Short task: Return the following lines and nothing else: the one holding "Type out the text in this image." and all those after it in the records below, unchanged, minus any pictures.

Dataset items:
++++
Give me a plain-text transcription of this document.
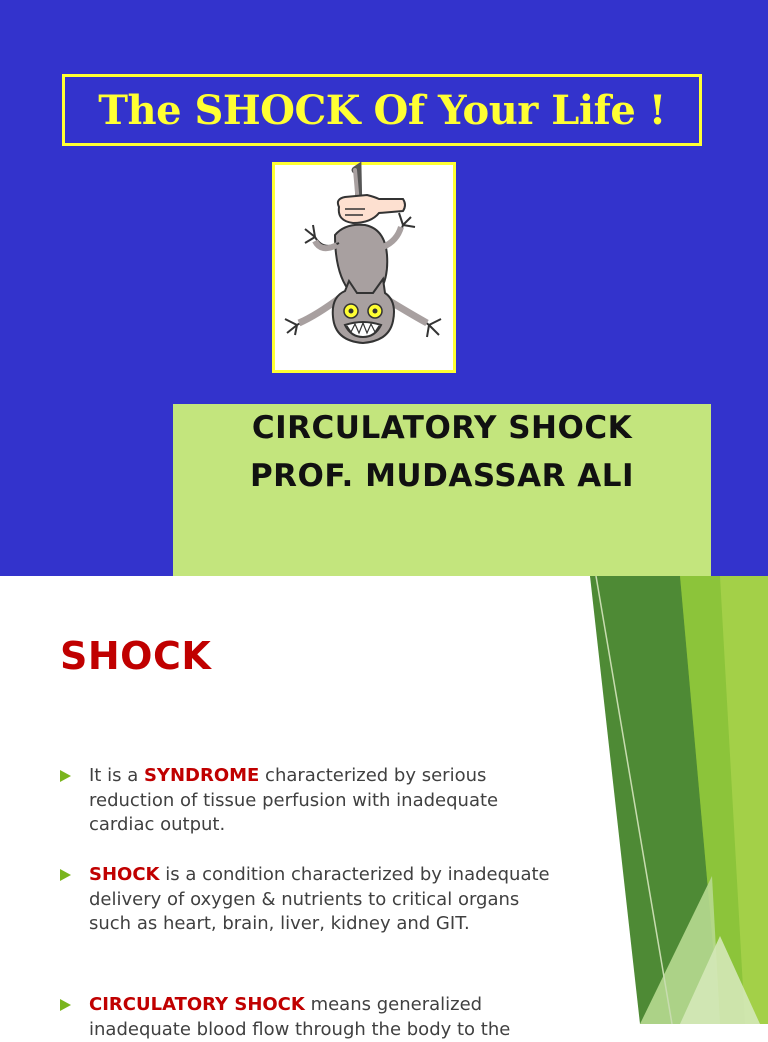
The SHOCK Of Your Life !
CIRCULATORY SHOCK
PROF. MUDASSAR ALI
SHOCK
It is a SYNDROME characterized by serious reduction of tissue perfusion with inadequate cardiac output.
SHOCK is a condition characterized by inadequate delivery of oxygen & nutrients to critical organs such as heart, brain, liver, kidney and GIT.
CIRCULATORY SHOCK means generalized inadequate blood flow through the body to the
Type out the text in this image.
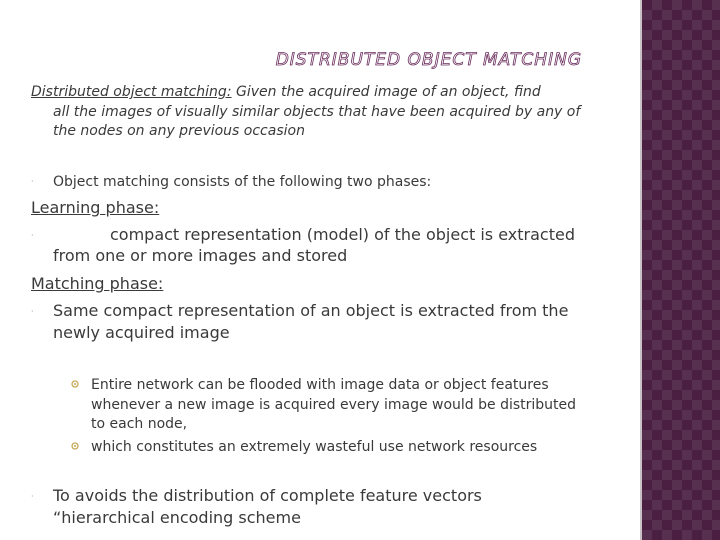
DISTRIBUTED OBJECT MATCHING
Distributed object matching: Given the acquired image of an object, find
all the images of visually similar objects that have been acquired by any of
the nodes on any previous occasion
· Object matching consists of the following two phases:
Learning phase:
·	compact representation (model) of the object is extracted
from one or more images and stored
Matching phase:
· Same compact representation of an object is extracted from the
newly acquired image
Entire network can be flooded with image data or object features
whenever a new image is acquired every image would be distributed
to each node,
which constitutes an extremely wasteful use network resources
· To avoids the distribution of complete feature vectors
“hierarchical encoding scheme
++++
Answer to this task:
Type out the text in this image.
DISTRIBUTED OBJECT MATCHING
Distributed object matching: Given the acquired image of an object, find
all the images of visually similar objects that have been acquired by any of
the nodes on any previous occasion
· Object matching consists of the following two phases:
Learning phase:
·	compact representation (model) of the object is extracted
from one or more images and stored
Matching phase:
· Same compact representation of an object is extracted from the
newly acquired image
Entire network can be flooded with image data or object features
whenever a new image is acquired every image would be distributed
to each node,
which constitutes an extremely wasteful use network resources
· To avoids the distribution of complete feature vectors
“hierarchical encoding scheme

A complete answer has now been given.